#### What is asked:
Write each line out exactly, leaving none out.
■ ■ ■ ■
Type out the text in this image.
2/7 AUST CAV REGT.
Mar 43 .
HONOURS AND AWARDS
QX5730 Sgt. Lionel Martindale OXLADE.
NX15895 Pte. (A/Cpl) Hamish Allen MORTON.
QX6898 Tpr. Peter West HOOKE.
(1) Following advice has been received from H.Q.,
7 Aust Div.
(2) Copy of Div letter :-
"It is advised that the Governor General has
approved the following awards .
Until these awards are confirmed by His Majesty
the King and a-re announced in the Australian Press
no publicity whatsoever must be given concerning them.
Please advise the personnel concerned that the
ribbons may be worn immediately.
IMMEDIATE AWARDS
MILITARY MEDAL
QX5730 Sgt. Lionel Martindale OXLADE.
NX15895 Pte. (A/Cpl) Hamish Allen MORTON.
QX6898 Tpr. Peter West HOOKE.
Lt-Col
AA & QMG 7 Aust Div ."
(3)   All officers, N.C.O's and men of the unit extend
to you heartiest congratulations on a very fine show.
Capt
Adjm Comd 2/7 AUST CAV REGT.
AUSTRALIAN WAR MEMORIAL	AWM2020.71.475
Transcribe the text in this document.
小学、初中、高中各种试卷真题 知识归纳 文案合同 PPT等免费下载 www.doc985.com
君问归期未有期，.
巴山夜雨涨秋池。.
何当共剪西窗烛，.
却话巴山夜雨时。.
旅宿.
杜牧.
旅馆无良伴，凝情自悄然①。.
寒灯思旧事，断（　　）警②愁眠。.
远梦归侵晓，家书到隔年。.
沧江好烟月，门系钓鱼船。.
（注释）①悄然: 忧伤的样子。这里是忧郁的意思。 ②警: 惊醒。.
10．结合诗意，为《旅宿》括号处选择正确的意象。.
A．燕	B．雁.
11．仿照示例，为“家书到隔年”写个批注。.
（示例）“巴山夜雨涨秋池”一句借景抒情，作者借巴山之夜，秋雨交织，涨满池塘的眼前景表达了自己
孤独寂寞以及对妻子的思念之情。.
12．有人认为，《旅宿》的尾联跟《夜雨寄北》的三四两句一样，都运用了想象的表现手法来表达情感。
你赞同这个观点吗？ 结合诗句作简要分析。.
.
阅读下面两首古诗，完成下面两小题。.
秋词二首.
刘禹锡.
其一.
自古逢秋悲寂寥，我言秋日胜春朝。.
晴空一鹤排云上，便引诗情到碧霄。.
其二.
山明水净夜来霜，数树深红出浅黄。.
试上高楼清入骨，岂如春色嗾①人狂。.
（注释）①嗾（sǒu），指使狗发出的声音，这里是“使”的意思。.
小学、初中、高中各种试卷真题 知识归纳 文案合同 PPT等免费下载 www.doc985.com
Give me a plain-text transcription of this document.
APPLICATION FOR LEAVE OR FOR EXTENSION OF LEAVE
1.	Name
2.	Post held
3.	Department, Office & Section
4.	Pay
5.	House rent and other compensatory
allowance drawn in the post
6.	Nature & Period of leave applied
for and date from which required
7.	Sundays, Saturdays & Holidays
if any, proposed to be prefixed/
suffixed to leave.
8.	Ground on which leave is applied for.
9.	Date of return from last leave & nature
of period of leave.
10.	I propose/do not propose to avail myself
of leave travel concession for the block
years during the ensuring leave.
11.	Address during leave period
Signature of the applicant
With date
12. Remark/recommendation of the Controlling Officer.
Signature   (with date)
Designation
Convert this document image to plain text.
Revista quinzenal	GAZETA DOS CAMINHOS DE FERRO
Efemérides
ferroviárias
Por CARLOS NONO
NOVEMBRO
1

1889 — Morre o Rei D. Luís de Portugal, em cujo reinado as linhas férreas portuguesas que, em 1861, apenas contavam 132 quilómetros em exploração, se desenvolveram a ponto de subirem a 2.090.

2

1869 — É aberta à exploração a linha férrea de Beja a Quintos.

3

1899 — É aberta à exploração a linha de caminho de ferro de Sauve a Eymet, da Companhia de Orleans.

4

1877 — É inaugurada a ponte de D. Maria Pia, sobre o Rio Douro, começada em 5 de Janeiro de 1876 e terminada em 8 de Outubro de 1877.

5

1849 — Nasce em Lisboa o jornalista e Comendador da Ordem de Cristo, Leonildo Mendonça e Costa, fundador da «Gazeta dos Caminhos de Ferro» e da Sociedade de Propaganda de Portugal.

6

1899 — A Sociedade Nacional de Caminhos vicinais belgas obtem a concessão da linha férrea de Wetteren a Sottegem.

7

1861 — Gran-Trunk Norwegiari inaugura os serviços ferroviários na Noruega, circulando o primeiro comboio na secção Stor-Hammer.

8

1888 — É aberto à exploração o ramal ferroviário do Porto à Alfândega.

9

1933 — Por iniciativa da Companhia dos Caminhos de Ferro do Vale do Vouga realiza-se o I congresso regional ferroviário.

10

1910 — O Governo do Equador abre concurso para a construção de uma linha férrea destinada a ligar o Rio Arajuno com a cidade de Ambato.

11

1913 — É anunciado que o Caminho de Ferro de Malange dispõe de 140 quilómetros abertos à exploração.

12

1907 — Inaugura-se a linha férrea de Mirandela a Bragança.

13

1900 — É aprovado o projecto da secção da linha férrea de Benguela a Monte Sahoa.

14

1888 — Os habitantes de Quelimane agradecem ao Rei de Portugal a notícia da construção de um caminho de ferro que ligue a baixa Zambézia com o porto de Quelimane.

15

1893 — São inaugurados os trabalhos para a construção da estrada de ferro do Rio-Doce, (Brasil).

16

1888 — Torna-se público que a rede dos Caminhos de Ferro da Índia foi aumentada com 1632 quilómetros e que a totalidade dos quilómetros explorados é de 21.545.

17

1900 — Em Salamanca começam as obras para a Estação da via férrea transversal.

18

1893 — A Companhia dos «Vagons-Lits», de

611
■ ■ ■ ■
#### Solution to this problem:
Type out the text in this image.
2/7 AUST CAV REGT.
Mar 43 .
HONOURS AND AWARDS
QX5730 Sgt. Lionel Martindale OXLADE.
NX15895 Pte. (A/Cpl) Hamish Allen MORTON.
QX6898 Tpr. Peter West HOOKE.
(1) Following advice has been received from H.Q.,
7 Aust Div.
(2) Copy of Div letter :-
"It is advised that the Governor General has
approved the following awards .
Until these awards are confirmed by His Majesty
the King and a-re announced in the Australian Press
no publicity whatsoever must be given concerning them.
Please advise the personnel concerned that the
ribbons may be worn immediately.
IMMEDIATE AWARDS
MILITARY MEDAL
QX5730 Sgt. Lionel Martindale OXLADE.
NX15895 Pte. (A/Cpl) Hamish Allen MORTON.
QX6898 Tpr. Peter West HOOKE.
Lt-Col
AA & QMG 7 Aust Div ."
(3)   All officers, N.C.O's and men of the unit extend
to you heartiest congratulations on a very fine show.
Capt
Adjm Comd 2/7 AUST CAV REGT.
AUSTRALIAN WAR MEMORIAL	AWM2020.71.475
Transcribe the text in this document.
小学、初中、高中各种试卷真题 知识归纳 文案合同 PPT等免费下载 www.doc985.com
君问归期未有期，.
巴山夜雨涨秋池。.
何当共剪西窗烛，.
却话巴山夜雨时。.
旅宿.
杜牧.
旅馆无良伴，凝情自悄然①。.
寒灯思旧事，断（　　）警②愁眠。.
远梦归侵晓，家书到隔年。.
沧江好烟月，门系钓鱼船。.
（注释）①悄然: 忧伤的样子。这里是忧郁的意思。 ②警: 惊醒。.
10．结合诗意，为《旅宿》括号处选择正确的意象。.
A．燕	B．雁.
11．仿照示例，为“家书到隔年”写个批注。.
（示例）“巴山夜雨涨秋池”一句借景抒情，作者借巴山之夜，秋雨交织，涨满池塘的眼前景表达了自己
孤独寂寞以及对妻子的思念之情。.
12．有人认为，《旅宿》的尾联跟《夜雨寄北》的三四两句一样，都运用了想象的表现手法来表达情感。
你赞同这个观点吗？ 结合诗句作简要分析。.
.
阅读下面两首古诗，完成下面两小题。.
秋词二首.
刘禹锡.
其一.
自古逢秋悲寂寥，我言秋日胜春朝。.
晴空一鹤排云上，便引诗情到碧霄。.
其二.
山明水净夜来霜，数树深红出浅黄。.
试上高楼清入骨，岂如春色嗾①人狂。.
（注释）①嗾（sǒu），指使狗发出的声音，这里是“使”的意思。.
小学、初中、高中各种试卷真题 知识归纳 文案合同 PPT等免费下载 www.doc985.com
Give me a plain-text transcription of this document.
APPLICATION FOR LEAVE OR FOR EXTENSION OF LEAVE
1.	Name
2.	Post held
3.	Department, Office & Section
4.	Pay
5.	House rent and other compensatory
allowance drawn in the post
6.	Nature & Period of leave applied
for and date from which required
7.	Sundays, Saturdays & Holidays
if any, proposed to be prefixed/
suffixed to leave.
8.	Ground on which leave is applied for.
9.	Date of return from last leave & nature
of period of leave.
10.	I propose/do not propose to avail myself
of leave travel concession for the block
years during the ensuring leave.
11.	Address during leave period
Signature of the applicant
With date
12. Remark/recommendation of the Controlling Officer.
Signature   (with date)
Designation
Convert this document image to plain text.
Revista quinzenal	GAZETA DOS CAMINHOS DE FERRO
Efemérides
ferroviárias
Por CARLOS NONO
NOVEMBRO
1

1889 — Morre o Rei D. Luís de Portugal, em cujo reinado as linhas férreas portuguesas que, em 1861, apenas contavam 132 quilómetros em exploração, se desenvolveram a ponto de subirem a 2.090.

2

1869 — É aberta à exploração a linha férrea de Beja a Quintos.

3

1899 — É aberta à exploração a linha de caminho de ferro de Sauve a Eymet, da Companhia de Orleans.

4

1877 — É inaugurada a ponte de D. Maria Pia, sobre o Rio Douro, começada em 5 de Janeiro de 1876 e terminada em 8 de Outubro de 1877.

5

1849 — Nasce em Lisboa o jornalista e Comendador da Ordem de Cristo, Leonildo Mendonça e Costa, fundador da «Gazeta dos Caminhos de Ferro» e da Sociedade de Propaganda de Portugal.

6

1899 — A Sociedade Nacional de Caminhos vicinais belgas obtem a concessão da linha férrea de Wetteren a Sottegem.

7

1861 — Gran-Trunk Norwegiari inaugura os serviços ferroviários na Noruega, circulando o primeiro comboio na secção Stor-Hammer.

8

1888 — É aberto à exploração o ramal ferroviário do Porto à Alfândega.

9

1933 — Por iniciativa da Companhia dos Caminhos de Ferro do Vale do Vouga realiza-se o I congresso regional ferroviário.

10

1910 — O Governo do Equador abre concurso para a construção de uma linha férrea destinada a ligar o Rio Arajuno com a cidade de Ambato.

11

1913 — É anunciado que o Caminho de Ferro de Malange dispõe de 140 quilómetros abertos à exploração.

12

1907 — Inaugura-se a linha férrea de Mirandela a Bragança.

13

1900 — É aprovado o projecto da secção da linha férrea de Benguela a Monte Sahoa.

14

1888 — Os habitantes de Quelimane agradecem ao Rei de Portugal a notícia da construção de um caminho de ferro que ligue a baixa Zambézia com o porto de Quelimane.

15

1893 — São inaugurados os trabalhos para a construção da estrada de ferro do Rio-Doce, (Brasil).

16

1888 — Torna-se público que a rede dos Caminhos de Ferro da Índia foi aumentada com 1632 quilómetros e que a totalidade dos quilómetros explorados é de 21.545.

17

1900 — Em Salamanca começam as obras para a Estação da via férrea transversal.

18

1893 — A Companhia dos «Vagons-Lits», de

611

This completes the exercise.